Reproduce the data below word for word, beginning with its first line and going on through the line that contains "scheduled-jobs-see-more-link[interactable]: See More".

-------- RECORDS FOR THE TASK

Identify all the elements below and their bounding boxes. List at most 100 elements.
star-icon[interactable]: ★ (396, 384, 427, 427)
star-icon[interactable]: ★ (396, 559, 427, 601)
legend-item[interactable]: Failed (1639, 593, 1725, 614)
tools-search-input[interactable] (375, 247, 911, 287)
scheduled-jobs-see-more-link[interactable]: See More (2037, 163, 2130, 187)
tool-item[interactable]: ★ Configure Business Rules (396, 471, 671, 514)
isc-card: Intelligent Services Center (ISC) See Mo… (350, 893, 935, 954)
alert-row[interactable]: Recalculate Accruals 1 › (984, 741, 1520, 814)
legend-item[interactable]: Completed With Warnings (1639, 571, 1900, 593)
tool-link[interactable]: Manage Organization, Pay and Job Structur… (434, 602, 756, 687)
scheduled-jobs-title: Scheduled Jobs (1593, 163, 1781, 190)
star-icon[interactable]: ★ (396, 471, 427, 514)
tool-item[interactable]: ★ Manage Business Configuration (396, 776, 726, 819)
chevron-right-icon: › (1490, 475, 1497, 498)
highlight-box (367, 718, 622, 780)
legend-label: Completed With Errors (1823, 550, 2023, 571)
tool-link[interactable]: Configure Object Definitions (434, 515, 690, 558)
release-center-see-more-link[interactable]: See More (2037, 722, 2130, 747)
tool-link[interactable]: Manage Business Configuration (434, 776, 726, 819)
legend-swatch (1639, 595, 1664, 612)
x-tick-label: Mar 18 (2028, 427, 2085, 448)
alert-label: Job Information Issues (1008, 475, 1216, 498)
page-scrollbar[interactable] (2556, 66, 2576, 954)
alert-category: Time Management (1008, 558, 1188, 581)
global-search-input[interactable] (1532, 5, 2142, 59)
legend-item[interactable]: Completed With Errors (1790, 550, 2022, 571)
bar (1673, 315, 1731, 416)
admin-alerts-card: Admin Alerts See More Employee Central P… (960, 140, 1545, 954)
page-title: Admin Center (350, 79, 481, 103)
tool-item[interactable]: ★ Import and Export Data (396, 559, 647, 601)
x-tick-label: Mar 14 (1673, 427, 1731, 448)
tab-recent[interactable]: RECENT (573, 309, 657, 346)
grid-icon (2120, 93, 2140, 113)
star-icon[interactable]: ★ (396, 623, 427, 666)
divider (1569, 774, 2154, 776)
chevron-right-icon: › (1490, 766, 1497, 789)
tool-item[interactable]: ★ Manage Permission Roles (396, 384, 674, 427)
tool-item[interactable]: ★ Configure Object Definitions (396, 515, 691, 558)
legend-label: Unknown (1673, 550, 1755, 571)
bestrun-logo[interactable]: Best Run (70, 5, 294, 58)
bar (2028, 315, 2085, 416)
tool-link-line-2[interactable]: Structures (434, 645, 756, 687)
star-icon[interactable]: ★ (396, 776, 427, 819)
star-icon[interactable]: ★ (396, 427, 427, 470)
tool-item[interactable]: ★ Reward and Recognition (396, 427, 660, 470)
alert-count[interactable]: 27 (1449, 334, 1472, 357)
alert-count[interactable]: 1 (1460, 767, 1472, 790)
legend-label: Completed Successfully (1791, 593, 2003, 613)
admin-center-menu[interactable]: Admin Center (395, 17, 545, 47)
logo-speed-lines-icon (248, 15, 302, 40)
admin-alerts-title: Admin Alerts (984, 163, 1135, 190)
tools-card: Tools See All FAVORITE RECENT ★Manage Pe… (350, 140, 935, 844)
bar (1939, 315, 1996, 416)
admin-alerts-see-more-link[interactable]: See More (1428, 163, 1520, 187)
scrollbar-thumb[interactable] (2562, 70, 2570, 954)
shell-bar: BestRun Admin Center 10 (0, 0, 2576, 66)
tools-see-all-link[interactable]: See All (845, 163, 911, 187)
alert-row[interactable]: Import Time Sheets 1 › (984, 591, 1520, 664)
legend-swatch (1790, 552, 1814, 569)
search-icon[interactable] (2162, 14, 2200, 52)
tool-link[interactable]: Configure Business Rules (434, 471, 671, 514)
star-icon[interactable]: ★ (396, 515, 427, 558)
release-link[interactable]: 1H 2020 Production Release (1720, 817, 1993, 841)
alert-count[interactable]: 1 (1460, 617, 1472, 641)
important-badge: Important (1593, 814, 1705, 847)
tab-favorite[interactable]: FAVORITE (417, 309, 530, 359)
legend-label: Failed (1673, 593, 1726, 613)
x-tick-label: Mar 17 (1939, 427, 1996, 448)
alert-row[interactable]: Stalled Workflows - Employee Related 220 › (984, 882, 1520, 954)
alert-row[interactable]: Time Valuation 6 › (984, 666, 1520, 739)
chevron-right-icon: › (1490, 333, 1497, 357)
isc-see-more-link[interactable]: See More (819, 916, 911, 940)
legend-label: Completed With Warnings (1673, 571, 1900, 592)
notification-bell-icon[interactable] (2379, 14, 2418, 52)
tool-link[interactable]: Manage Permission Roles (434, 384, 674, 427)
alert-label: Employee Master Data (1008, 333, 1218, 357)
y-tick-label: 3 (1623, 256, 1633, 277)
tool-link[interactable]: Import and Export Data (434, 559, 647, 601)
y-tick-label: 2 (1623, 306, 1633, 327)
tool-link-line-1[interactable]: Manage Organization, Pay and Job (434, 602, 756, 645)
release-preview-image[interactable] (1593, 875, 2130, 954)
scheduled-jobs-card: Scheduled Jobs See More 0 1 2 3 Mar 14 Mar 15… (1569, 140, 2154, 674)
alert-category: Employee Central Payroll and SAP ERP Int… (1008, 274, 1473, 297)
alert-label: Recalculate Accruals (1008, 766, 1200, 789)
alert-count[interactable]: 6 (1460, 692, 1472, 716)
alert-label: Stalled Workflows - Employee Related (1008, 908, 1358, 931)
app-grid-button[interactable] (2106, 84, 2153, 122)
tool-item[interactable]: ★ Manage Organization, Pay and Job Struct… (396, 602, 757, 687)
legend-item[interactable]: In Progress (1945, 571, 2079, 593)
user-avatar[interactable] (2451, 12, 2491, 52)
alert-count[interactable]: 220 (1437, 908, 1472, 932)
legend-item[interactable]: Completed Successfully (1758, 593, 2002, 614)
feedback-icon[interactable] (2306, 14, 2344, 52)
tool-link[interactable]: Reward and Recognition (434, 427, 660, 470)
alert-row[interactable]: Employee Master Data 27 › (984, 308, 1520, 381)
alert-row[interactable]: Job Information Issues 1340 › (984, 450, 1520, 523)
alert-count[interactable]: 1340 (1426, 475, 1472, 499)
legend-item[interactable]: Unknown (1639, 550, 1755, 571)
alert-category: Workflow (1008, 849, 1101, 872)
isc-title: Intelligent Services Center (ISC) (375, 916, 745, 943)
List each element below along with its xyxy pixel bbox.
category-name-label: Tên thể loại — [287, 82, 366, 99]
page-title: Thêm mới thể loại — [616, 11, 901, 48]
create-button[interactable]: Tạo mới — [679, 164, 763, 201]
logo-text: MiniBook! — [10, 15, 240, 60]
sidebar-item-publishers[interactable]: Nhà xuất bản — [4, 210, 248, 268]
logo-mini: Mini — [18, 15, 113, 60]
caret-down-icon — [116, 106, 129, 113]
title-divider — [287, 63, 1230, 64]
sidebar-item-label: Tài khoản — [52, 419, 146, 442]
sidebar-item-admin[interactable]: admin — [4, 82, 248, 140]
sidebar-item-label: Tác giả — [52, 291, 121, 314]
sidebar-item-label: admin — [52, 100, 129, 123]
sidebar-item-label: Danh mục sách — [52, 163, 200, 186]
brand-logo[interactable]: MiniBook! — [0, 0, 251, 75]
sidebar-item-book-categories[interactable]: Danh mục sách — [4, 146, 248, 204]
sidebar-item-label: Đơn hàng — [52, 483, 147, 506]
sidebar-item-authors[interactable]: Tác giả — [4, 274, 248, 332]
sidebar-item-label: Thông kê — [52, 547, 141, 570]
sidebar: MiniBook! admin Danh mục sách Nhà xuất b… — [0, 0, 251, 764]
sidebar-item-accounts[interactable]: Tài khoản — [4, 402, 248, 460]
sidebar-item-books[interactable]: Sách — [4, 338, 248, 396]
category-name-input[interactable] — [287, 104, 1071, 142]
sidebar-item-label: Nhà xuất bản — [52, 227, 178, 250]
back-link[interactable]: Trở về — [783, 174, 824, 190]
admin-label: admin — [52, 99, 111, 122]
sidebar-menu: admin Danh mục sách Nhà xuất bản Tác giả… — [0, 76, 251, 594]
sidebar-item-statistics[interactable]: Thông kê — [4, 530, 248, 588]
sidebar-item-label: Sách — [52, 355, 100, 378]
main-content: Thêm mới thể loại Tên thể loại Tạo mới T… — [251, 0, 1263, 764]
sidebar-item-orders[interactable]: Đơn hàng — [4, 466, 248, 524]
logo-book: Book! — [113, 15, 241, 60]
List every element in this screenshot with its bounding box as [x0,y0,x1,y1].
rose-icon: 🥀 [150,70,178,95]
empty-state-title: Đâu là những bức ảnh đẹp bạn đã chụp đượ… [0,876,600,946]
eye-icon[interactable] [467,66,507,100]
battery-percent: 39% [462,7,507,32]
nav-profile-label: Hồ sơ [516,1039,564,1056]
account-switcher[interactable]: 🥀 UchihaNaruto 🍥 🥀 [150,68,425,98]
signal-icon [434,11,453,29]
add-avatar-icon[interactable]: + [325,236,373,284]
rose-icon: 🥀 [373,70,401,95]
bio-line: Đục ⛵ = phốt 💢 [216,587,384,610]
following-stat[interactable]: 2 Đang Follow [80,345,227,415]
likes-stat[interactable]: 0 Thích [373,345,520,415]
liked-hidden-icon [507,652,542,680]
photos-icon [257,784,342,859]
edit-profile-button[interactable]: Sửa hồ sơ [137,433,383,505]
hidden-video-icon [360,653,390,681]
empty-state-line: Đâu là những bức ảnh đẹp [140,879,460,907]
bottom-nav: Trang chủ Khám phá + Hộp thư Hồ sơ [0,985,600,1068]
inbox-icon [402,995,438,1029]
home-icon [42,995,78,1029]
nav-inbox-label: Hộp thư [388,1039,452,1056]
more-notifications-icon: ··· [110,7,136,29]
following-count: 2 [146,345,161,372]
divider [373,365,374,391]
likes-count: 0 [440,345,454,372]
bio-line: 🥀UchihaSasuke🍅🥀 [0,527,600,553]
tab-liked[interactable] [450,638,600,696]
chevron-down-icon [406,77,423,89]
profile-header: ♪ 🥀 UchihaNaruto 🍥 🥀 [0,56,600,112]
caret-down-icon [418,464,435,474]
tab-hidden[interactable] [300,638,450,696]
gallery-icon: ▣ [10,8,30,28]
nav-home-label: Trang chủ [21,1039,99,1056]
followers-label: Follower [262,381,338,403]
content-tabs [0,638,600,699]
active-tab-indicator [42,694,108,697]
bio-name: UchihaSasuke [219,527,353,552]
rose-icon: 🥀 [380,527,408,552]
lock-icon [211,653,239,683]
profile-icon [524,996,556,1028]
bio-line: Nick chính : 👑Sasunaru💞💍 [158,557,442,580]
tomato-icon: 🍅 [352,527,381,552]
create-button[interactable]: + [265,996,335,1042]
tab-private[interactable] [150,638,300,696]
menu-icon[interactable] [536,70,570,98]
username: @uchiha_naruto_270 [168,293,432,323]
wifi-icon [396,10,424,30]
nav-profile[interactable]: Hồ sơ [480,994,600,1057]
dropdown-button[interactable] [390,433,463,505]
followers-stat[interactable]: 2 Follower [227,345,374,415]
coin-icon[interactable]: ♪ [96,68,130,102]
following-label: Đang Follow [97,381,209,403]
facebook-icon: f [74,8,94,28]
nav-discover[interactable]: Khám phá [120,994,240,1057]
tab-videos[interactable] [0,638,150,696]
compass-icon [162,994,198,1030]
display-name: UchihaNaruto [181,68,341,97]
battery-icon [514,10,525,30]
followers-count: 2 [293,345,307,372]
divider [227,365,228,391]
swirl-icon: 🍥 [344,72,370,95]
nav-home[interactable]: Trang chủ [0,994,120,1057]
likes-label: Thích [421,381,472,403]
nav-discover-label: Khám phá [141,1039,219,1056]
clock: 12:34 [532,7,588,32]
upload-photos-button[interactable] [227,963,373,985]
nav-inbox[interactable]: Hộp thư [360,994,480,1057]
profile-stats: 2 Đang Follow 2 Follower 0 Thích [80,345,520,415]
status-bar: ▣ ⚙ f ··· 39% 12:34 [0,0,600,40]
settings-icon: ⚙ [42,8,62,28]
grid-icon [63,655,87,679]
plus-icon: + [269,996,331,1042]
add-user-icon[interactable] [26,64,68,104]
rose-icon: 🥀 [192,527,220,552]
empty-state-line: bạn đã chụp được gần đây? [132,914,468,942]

----------------

→ **FINAL RESULT**
Identify all the elements below and their bounding boxes. List at most 100 elements.
star-icon[interactable]: ★ (396, 384, 427, 427)
star-icon[interactable]: ★ (396, 559, 427, 601)
legend-item[interactable]: Failed (1639, 593, 1725, 614)
tools-search-input[interactable] (375, 247, 911, 287)
scheduled-jobs-see-more-link[interactable]: See More (2037, 163, 2130, 187)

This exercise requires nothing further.